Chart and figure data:
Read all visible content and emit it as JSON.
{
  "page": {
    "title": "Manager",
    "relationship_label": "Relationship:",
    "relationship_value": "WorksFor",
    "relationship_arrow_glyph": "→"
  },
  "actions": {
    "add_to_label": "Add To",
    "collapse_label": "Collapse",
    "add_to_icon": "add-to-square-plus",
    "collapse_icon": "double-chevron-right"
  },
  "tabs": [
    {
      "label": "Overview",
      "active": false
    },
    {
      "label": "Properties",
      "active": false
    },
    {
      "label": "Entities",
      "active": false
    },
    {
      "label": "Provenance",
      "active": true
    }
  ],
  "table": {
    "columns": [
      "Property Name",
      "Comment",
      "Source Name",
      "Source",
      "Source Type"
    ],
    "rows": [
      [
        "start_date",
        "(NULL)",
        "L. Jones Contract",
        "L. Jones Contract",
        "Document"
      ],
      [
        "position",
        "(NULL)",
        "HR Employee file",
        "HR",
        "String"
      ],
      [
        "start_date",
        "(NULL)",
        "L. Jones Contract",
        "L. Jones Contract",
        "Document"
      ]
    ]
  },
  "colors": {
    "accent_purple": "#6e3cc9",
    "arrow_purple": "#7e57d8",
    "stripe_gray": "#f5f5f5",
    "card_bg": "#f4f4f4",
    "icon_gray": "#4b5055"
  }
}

■ AIM ■
Quote the whole listing above, leaving nothing out.

■ COMPLETE ANSWER ■
Read all visible content and emit it as JSON.
{
  "page": {
    "title": "Manager",
    "relationship_label": "Relationship:",
    "relationship_value": "WorksFor",
    "relationship_arrow_glyph": "→"
  },
  "actions": {
    "add_to_label": "Add To",
    "collapse_label": "Collapse",
    "add_to_icon": "add-to-square-plus",
    "collapse_icon": "double-chevron-right"
  },
  "tabs": [
    {
      "label": "Overview",
      "active": false
    },
    {
      "label": "Properties",
      "active": false
    },
    {
      "label": "Entities",
      "active": false
    },
    {
      "label": "Provenance",
      "active": true
    }
  ],
  "table": {
    "columns": [
      "Property Name",
      "Comment",
      "Source Name",
      "Source",
      "Source Type"
    ],
    "rows": [
      [
        "start_date",
        "(NULL)",
        "L. Jones Contract",
        "L. Jones Contract",
        "Document"
      ],
      [
        "position",
        "(NULL)",
        "HR Employee file",
        "HR",
        "String"
      ],
      [
        "start_date",
        "(NULL)",
        "L. Jones Contract",
        "L. Jones Contract",
        "Document"
      ]
    ]
  },
  "colors": {
    "accent_purple": "#6e3cc9",
    "arrow_purple": "#7e57d8",
    "stripe_gray": "#f5f5f5",
    "card_bg": "#f4f4f4",
    "icon_gray": "#4b5055"
  }
}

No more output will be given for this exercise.